_DATA SUPPLIED:_

..........

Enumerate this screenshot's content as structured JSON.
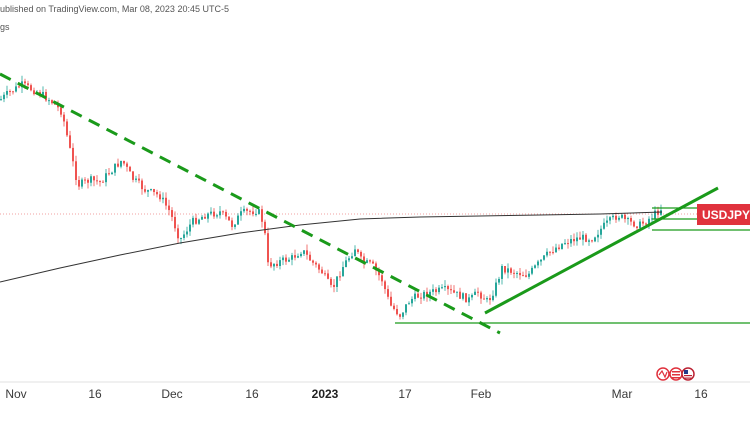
{
  "header": {
    "published_text": "ublished on TradingView.com, Mar 08, 2023 20:45 UTC-5",
    "sub_text": "gs"
  },
  "colors": {
    "up": "#26a69a",
    "down": "#ef5350",
    "trend": "#1a9a1a",
    "ma": "#333333",
    "ref": "#f2a0a0",
    "label_bg": "#e0323d"
  },
  "chart_data": {
    "type": "candlestick",
    "symbol": "USDJPY",
    "x_ticks": [
      {
        "label": "Nov",
        "bold": false
      },
      {
        "label": "16",
        "bold": false
      },
      {
        "label": "Dec",
        "bold": false
      },
      {
        "label": "16",
        "bold": false
      },
      {
        "label": "2023",
        "bold": true
      },
      {
        "label": "17",
        "bold": false
      },
      {
        "label": "Feb",
        "bold": false
      },
      {
        "label": "Mar",
        "bold": false
      },
      {
        "label": "16",
        "bold": false
      }
    ],
    "annotations": [
      {
        "type": "dashed-trendline",
        "description": "descending resistance line",
        "color": "green"
      },
      {
        "type": "solid-trendline",
        "description": "ascending support line",
        "color": "green"
      },
      {
        "type": "horizontal-line",
        "description": "support level",
        "color": "green"
      },
      {
        "type": "horizontal-line",
        "description": "upper box level",
        "color": "green"
      },
      {
        "type": "moving-average",
        "description": "long-period moving average",
        "color": "dark gray"
      }
    ],
    "grid": false,
    "legend": "none"
  }
}
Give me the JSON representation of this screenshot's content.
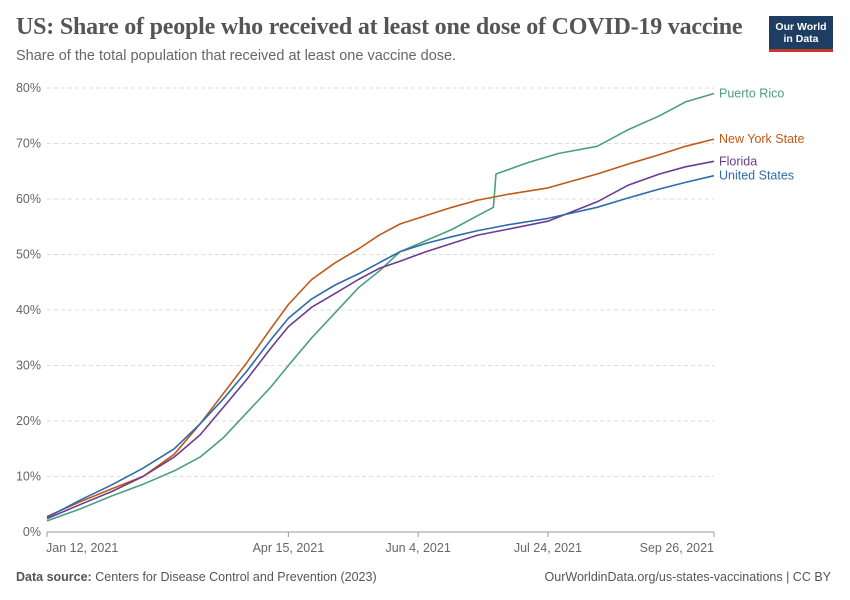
{
  "title": "US: Share of people who received at least one dose of COVID-19 vaccine",
  "subtitle": "Share of the total population that received at least one vaccine dose.",
  "logo": {
    "line1": "Our World",
    "line2": "in Data"
  },
  "footer": {
    "source_label": "Data source:",
    "source_text": "Centers for Disease Control and Prevention (2023)",
    "right": "OurWorldinData.org/us-states-vaccinations | CC BY"
  },
  "chart_data": {
    "type": "line",
    "title": "US: Share of people who received at least one dose of COVID-19 vaccine",
    "subtitle": "Share of the total population that received at least one vaccine dose.",
    "xlabel": "",
    "ylabel": "",
    "x_start": "2021-01-12",
    "x_end": "2021-09-26",
    "xlim": [
      "2021-01-12",
      "2021-09-26"
    ],
    "ylim": [
      0,
      80
    ],
    "grid": "horizontal-dashed",
    "legend": "line-end-labels",
    "x_ticks": [
      {
        "date": "2021-01-12",
        "label": "Jan 12, 2021"
      },
      {
        "date": "2021-04-15",
        "label": "Apr 15, 2021"
      },
      {
        "date": "2021-06-04",
        "label": "Jun 4, 2021"
      },
      {
        "date": "2021-07-24",
        "label": "Jul 24, 2021"
      },
      {
        "date": "2021-09-26",
        "label": "Sep 26, 2021"
      }
    ],
    "y_ticks": [
      {
        "value": 0,
        "label": "0%"
      },
      {
        "value": 10,
        "label": "10%"
      },
      {
        "value": 20,
        "label": "20%"
      },
      {
        "value": 30,
        "label": "30%"
      },
      {
        "value": 40,
        "label": "40%"
      },
      {
        "value": 50,
        "label": "50%"
      },
      {
        "value": 60,
        "label": "60%"
      },
      {
        "value": 70,
        "label": "70%"
      },
      {
        "value": 80,
        "label": "80%"
      }
    ],
    "series": [
      {
        "name": "Puerto Rico",
        "color": "#4c9e82",
        "points": [
          [
            "2021-01-12",
            2.0
          ],
          [
            "2021-01-25",
            4.2
          ],
          [
            "2021-02-06",
            6.5
          ],
          [
            "2021-02-18",
            8.6
          ],
          [
            "2021-03-02",
            11.0
          ],
          [
            "2021-03-12",
            13.5
          ],
          [
            "2021-03-21",
            17.0
          ],
          [
            "2021-03-30",
            21.5
          ],
          [
            "2021-04-08",
            26.0
          ],
          [
            "2021-04-15",
            30.0
          ],
          [
            "2021-04-24",
            35.0
          ],
          [
            "2021-05-03",
            39.5
          ],
          [
            "2021-05-12",
            44.0
          ],
          [
            "2021-05-20",
            47.0
          ],
          [
            "2021-05-28",
            50.5
          ],
          [
            "2021-06-07",
            52.5
          ],
          [
            "2021-06-17",
            54.5
          ],
          [
            "2021-06-27",
            57.0
          ],
          [
            "2021-07-03",
            58.5
          ],
          [
            "2021-07-04",
            64.5
          ],
          [
            "2021-07-16",
            66.5
          ],
          [
            "2021-07-28",
            68.2
          ],
          [
            "2021-08-12",
            69.5
          ],
          [
            "2021-08-24",
            72.5
          ],
          [
            "2021-09-05",
            75.0
          ],
          [
            "2021-09-15",
            77.5
          ],
          [
            "2021-09-26",
            79.0
          ]
        ]
      },
      {
        "name": "New York State",
        "color": "#c05917",
        "points": [
          [
            "2021-01-12",
            2.8
          ],
          [
            "2021-01-25",
            5.5
          ],
          [
            "2021-02-06",
            7.8
          ],
          [
            "2021-02-18",
            10.0
          ],
          [
            "2021-03-02",
            14.0
          ],
          [
            "2021-03-12",
            19.5
          ],
          [
            "2021-03-21",
            25.0
          ],
          [
            "2021-03-30",
            30.5
          ],
          [
            "2021-04-08",
            36.5
          ],
          [
            "2021-04-15",
            41.0
          ],
          [
            "2021-04-24",
            45.5
          ],
          [
            "2021-05-03",
            48.5
          ],
          [
            "2021-05-12",
            51.0
          ],
          [
            "2021-05-20",
            53.5
          ],
          [
            "2021-05-28",
            55.5
          ],
          [
            "2021-06-07",
            57.0
          ],
          [
            "2021-06-17",
            58.5
          ],
          [
            "2021-06-27",
            59.8
          ],
          [
            "2021-07-08",
            60.8
          ],
          [
            "2021-07-24",
            62.0
          ],
          [
            "2021-08-12",
            64.5
          ],
          [
            "2021-08-24",
            66.3
          ],
          [
            "2021-09-05",
            68.0
          ],
          [
            "2021-09-15",
            69.5
          ],
          [
            "2021-09-26",
            70.8
          ]
        ]
      },
      {
        "name": "Florida",
        "color": "#6b3d8f",
        "points": [
          [
            "2021-01-12",
            2.4
          ],
          [
            "2021-01-25",
            5.0
          ],
          [
            "2021-02-06",
            7.3
          ],
          [
            "2021-02-18",
            10.0
          ],
          [
            "2021-03-02",
            13.5
          ],
          [
            "2021-03-12",
            17.5
          ],
          [
            "2021-03-21",
            22.5
          ],
          [
            "2021-03-30",
            27.5
          ],
          [
            "2021-04-08",
            33.0
          ],
          [
            "2021-04-15",
            37.0
          ],
          [
            "2021-04-24",
            40.5
          ],
          [
            "2021-05-03",
            43.0
          ],
          [
            "2021-05-12",
            45.5
          ],
          [
            "2021-05-20",
            47.5
          ],
          [
            "2021-05-28",
            48.8
          ],
          [
            "2021-06-07",
            50.5
          ],
          [
            "2021-06-17",
            52.0
          ],
          [
            "2021-06-27",
            53.5
          ],
          [
            "2021-07-08",
            54.5
          ],
          [
            "2021-07-24",
            56.0
          ],
          [
            "2021-08-12",
            59.5
          ],
          [
            "2021-08-24",
            62.5
          ],
          [
            "2021-09-05",
            64.5
          ],
          [
            "2021-09-15",
            65.8
          ],
          [
            "2021-09-26",
            66.8
          ]
        ]
      },
      {
        "name": "United States",
        "color": "#2f6ba8",
        "points": [
          [
            "2021-01-12",
            2.6
          ],
          [
            "2021-01-25",
            5.8
          ],
          [
            "2021-02-06",
            8.5
          ],
          [
            "2021-02-18",
            11.5
          ],
          [
            "2021-03-02",
            15.0
          ],
          [
            "2021-03-12",
            19.5
          ],
          [
            "2021-03-21",
            24.0
          ],
          [
            "2021-03-30",
            29.0
          ],
          [
            "2021-04-08",
            34.5
          ],
          [
            "2021-04-15",
            38.5
          ],
          [
            "2021-04-24",
            42.0
          ],
          [
            "2021-05-03",
            44.5
          ],
          [
            "2021-05-12",
            46.5
          ],
          [
            "2021-05-20",
            48.5
          ],
          [
            "2021-05-28",
            50.5
          ],
          [
            "2021-06-07",
            52.0
          ],
          [
            "2021-06-17",
            53.2
          ],
          [
            "2021-06-27",
            54.3
          ],
          [
            "2021-07-08",
            55.3
          ],
          [
            "2021-07-24",
            56.5
          ],
          [
            "2021-08-12",
            58.5
          ],
          [
            "2021-08-24",
            60.2
          ],
          [
            "2021-09-05",
            61.8
          ],
          [
            "2021-09-15",
            63.0
          ],
          [
            "2021-09-26",
            64.2
          ]
        ]
      }
    ]
  }
}
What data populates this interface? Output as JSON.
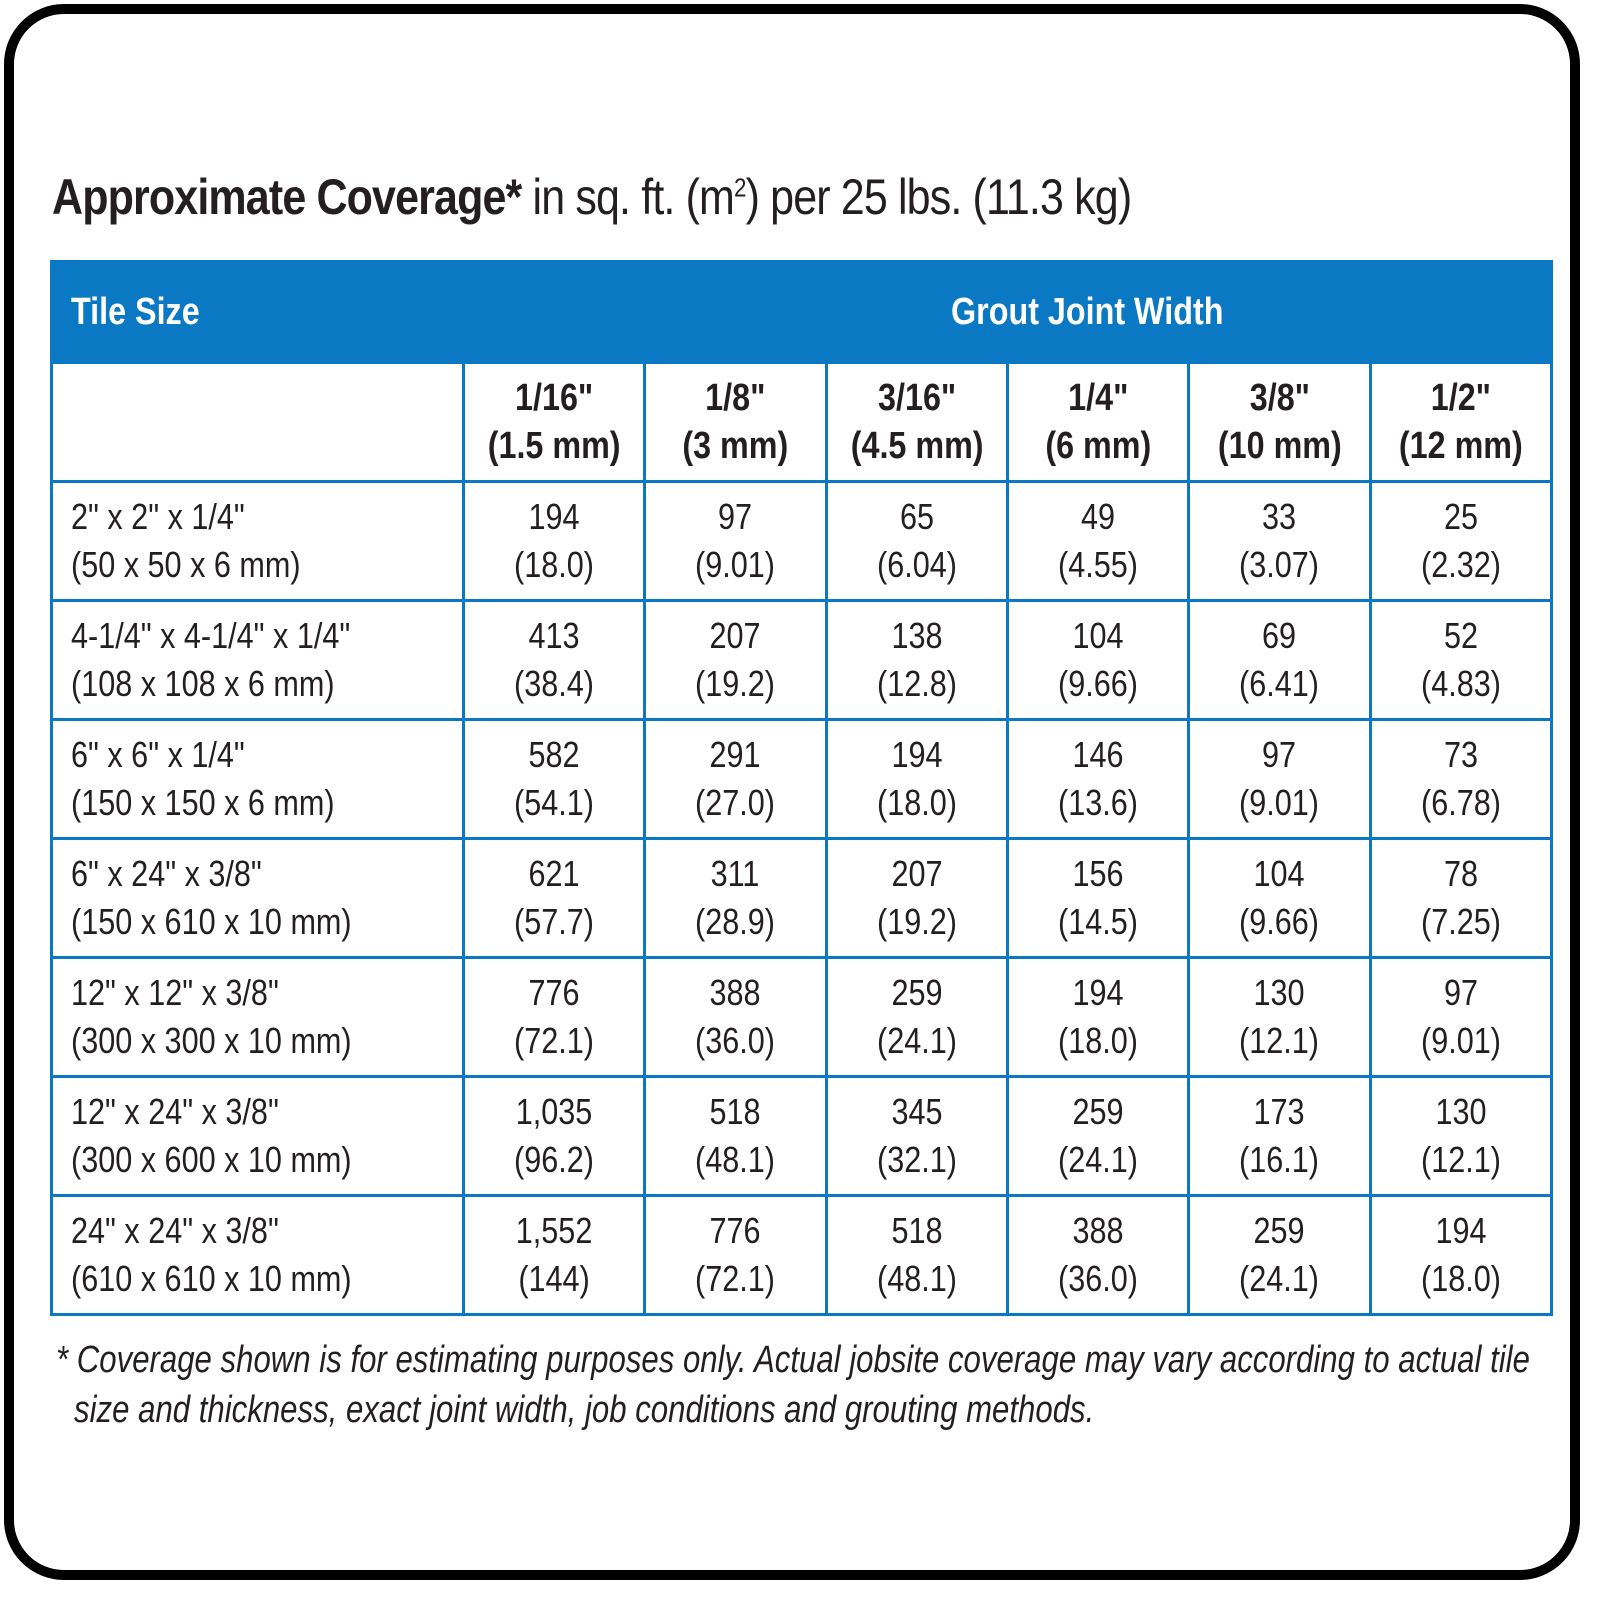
{
  "title": {
    "bold": "Approximate Coverage*",
    "rest_pre": " in sq. ft. (m",
    "sup": "2",
    "rest_post": ") per 25 lbs. (11.3 kg)"
  },
  "colors": {
    "header_blue": "#0a78c2",
    "text": "#231f20"
  },
  "table": {
    "tile_size_label": "Tile Size",
    "grout_label": "Grout Joint Width",
    "columns": [
      {
        "in": "1/16\"",
        "mm": "(1.5 mm)"
      },
      {
        "in": "1/8\"",
        "mm": "(3 mm)"
      },
      {
        "in": "3/16\"",
        "mm": "(4.5 mm)"
      },
      {
        "in": "1/4\"",
        "mm": "(6 mm)"
      },
      {
        "in": "3/8\"",
        "mm": "(10 mm)"
      },
      {
        "in": "1/2\"",
        "mm": "(12 mm)"
      }
    ],
    "rows": [
      {
        "size": "2\" x 2\" x 1/4\"",
        "size_mm": "(50 x 50 x 6 mm)",
        "values": [
          [
            "194",
            "(18.0)"
          ],
          [
            "97",
            "(9.01)"
          ],
          [
            "65",
            "(6.04)"
          ],
          [
            "49",
            "(4.55)"
          ],
          [
            "33",
            "(3.07)"
          ],
          [
            "25",
            "(2.32)"
          ]
        ]
      },
      {
        "size": "4-1/4\" x 4-1/4\" x 1/4\"",
        "size_mm": "(108 x 108 x 6 mm)",
        "values": [
          [
            "413",
            "(38.4)"
          ],
          [
            "207",
            "(19.2)"
          ],
          [
            "138",
            "(12.8)"
          ],
          [
            "104",
            "(9.66)"
          ],
          [
            "69",
            "(6.41)"
          ],
          [
            "52",
            "(4.83)"
          ]
        ]
      },
      {
        "size": "6\" x 6\" x 1/4\"",
        "size_mm": "(150 x 150 x 6 mm)",
        "values": [
          [
            "582",
            "(54.1)"
          ],
          [
            "291",
            "(27.0)"
          ],
          [
            "194",
            "(18.0)"
          ],
          [
            "146",
            "(13.6)"
          ],
          [
            "97",
            "(9.01)"
          ],
          [
            "73",
            "(6.78)"
          ]
        ]
      },
      {
        "size": "6\" x 24\" x 3/8\"",
        "size_mm": "(150 x 610 x 10 mm)",
        "values": [
          [
            "621",
            "(57.7)"
          ],
          [
            "311",
            "(28.9)"
          ],
          [
            "207",
            "(19.2)"
          ],
          [
            "156",
            "(14.5)"
          ],
          [
            "104",
            "(9.66)"
          ],
          [
            "78",
            "(7.25)"
          ]
        ]
      },
      {
        "size": "12\" x 12\" x 3/8\"",
        "size_mm": "(300 x 300 x 10 mm)",
        "values": [
          [
            "776",
            "(72.1)"
          ],
          [
            "388",
            "(36.0)"
          ],
          [
            "259",
            "(24.1)"
          ],
          [
            "194",
            "(18.0)"
          ],
          [
            "130",
            "(12.1)"
          ],
          [
            "97",
            "(9.01)"
          ]
        ]
      },
      {
        "size": "12\" x 24\" x 3/8\"",
        "size_mm": "(300 x 600 x 10 mm)",
        "values": [
          [
            "1,035",
            "(96.2)"
          ],
          [
            "518",
            "(48.1)"
          ],
          [
            "345",
            "(32.1)"
          ],
          [
            "259",
            "(24.1)"
          ],
          [
            "173",
            "(16.1)"
          ],
          [
            "130",
            "(12.1)"
          ]
        ]
      },
      {
        "size": "24\" x 24\" x 3/8\"",
        "size_mm": "(610 x 610 x 10 mm)",
        "values": [
          [
            "1,552",
            "(144)"
          ],
          [
            "776",
            "(72.1)"
          ],
          [
            "518",
            "(48.1)"
          ],
          [
            "388",
            "(36.0)"
          ],
          [
            "259",
            "(24.1)"
          ],
          [
            "194",
            "(18.0)"
          ]
        ]
      }
    ]
  },
  "footnote": {
    "line1": "* Coverage shown is for estimating purposes only. Actual jobsite coverage may vary according to actual tile",
    "line2": "size and thickness, exact joint width, job conditions and grouting methods."
  }
}
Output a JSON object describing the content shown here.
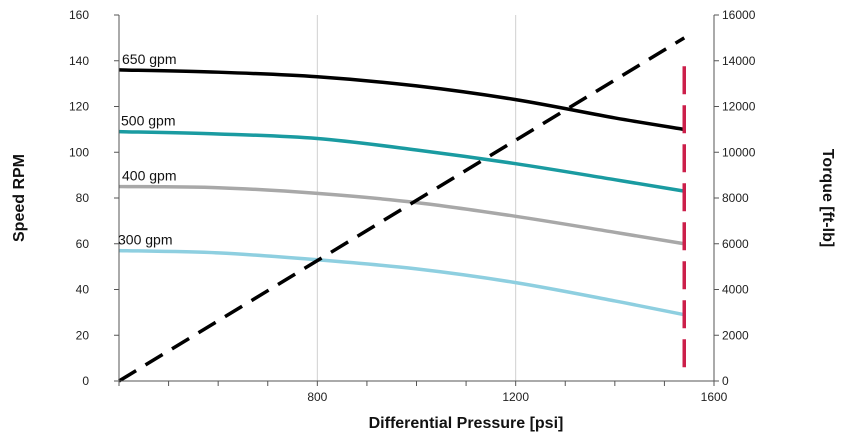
{
  "chart_data": {
    "type": "line",
    "xlabel": "Differential Pressure [psi]",
    "ylabel": "Speed RPM",
    "y2label": "Torque [ft-lb]",
    "xlim": [
      400,
      1600
    ],
    "ylim": [
      0,
      160
    ],
    "y2lim": [
      0,
      16000
    ],
    "x_ticks": [
      800,
      1200,
      1600
    ],
    "y_ticks": [
      0,
      20,
      40,
      60,
      80,
      100,
      120,
      140,
      160
    ],
    "y2_ticks": [
      0,
      2000,
      4000,
      6000,
      8000,
      10000,
      12000,
      14000,
      16000
    ],
    "grid": "vertical",
    "series": [
      {
        "name": "650 gpm",
        "axis": "left",
        "color": "#000000",
        "style": "solid",
        "x": [
          400,
          600,
          800,
          1000,
          1200,
          1400,
          1540
        ],
        "y": [
          136,
          135,
          133,
          129,
          123,
          115,
          110
        ]
      },
      {
        "name": "500 gpm",
        "axis": "left",
        "color": "#1a9ba1",
        "style": "solid",
        "x": [
          400,
          600,
          800,
          1000,
          1200,
          1400,
          1540
        ],
        "y": [
          109,
          108,
          106,
          101,
          95,
          88,
          83
        ]
      },
      {
        "name": "400 gpm",
        "axis": "left",
        "color": "#a8a8a8",
        "style": "solid",
        "x": [
          400,
          600,
          800,
          1000,
          1200,
          1400,
          1540
        ],
        "y": [
          85,
          84.5,
          82,
          78,
          72,
          65,
          60
        ]
      },
      {
        "name": "300 gpm",
        "axis": "left",
        "color": "#8ecfe0",
        "style": "solid",
        "x": [
          400,
          600,
          800,
          1000,
          1200,
          1400,
          1540
        ],
        "y": [
          57,
          56,
          53,
          49,
          43,
          35,
          29
        ]
      },
      {
        "name": "",
        "axis": "right",
        "color": "#000000",
        "style": "dashed",
        "x": [
          400,
          1540
        ],
        "y": [
          0,
          15000
        ]
      },
      {
        "name": "",
        "axis": "left",
        "color": "#cc1f4a",
        "style": "dashed-vertical",
        "x": [
          1540,
          1540
        ],
        "y": [
          6,
          140
        ]
      }
    ]
  }
}
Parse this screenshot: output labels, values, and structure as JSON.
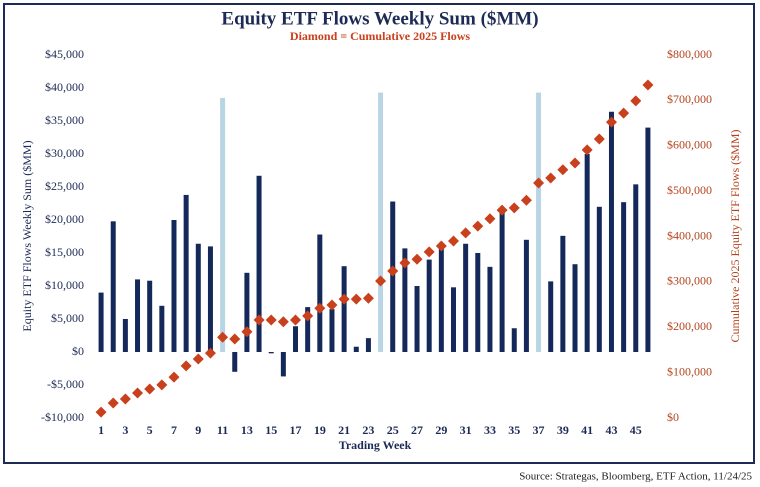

..........

_WHAT THE TASK ASKS:_ Report each line in the preceding entries that holds the string "description".

_RESPONSE:_
        "description": "descending resistance line",
        "description": "ascending support line",
        "description": "support level",
        "description": "upper box level",
        "description": "long-period moving average",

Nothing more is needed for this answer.